▶ [BRIEF]
How many lines in the records below hold the string "кургана"? Answer with the number alone.

▶ [THE RECORDS]
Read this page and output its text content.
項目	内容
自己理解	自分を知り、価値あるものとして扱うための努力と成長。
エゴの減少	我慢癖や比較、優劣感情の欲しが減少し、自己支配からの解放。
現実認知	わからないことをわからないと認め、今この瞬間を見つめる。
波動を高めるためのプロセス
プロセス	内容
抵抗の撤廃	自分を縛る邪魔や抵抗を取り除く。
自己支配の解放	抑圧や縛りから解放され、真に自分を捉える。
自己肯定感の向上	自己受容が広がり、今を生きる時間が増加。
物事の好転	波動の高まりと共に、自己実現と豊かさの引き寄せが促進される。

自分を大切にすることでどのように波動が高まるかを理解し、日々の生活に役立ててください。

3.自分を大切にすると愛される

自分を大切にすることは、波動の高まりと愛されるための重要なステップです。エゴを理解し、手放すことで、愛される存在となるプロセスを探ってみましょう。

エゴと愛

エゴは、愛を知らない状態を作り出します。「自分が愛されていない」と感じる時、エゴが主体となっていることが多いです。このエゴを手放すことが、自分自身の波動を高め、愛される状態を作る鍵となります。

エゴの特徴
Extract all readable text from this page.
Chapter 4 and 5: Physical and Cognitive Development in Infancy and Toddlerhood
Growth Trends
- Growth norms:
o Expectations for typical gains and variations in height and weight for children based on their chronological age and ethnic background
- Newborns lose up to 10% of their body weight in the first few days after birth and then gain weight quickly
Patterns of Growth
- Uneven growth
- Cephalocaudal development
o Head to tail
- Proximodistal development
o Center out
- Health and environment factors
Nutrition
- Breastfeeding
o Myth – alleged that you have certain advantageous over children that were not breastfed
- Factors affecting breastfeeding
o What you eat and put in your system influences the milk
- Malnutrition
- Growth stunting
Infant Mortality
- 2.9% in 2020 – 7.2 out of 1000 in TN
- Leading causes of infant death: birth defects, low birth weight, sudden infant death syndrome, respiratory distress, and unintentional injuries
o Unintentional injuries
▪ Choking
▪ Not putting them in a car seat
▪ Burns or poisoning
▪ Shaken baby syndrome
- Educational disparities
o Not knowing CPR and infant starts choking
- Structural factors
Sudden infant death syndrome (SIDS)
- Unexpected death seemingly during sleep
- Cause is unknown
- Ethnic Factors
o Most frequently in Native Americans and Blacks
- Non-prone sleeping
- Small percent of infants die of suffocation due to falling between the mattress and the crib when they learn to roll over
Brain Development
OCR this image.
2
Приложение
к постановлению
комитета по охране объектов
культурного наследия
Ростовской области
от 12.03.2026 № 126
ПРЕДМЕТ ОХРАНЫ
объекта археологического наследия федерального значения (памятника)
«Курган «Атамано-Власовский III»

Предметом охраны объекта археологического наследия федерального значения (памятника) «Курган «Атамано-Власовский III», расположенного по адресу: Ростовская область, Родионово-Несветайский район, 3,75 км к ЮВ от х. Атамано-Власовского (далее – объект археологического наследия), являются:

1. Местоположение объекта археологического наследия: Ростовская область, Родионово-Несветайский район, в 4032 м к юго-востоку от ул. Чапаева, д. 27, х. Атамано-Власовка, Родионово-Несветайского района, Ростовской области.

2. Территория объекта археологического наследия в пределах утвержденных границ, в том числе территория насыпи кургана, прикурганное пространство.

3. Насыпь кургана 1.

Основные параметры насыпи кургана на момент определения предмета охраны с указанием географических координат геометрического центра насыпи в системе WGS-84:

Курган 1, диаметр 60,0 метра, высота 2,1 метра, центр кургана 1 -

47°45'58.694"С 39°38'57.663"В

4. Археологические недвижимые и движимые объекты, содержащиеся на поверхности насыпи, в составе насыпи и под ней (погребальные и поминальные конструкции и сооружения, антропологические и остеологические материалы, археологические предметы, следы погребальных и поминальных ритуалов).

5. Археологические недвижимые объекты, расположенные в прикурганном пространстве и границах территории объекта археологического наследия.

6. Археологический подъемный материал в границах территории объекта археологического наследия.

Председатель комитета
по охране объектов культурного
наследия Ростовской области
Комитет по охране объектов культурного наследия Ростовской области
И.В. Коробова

▶ [FINISHED EXERCISE]
4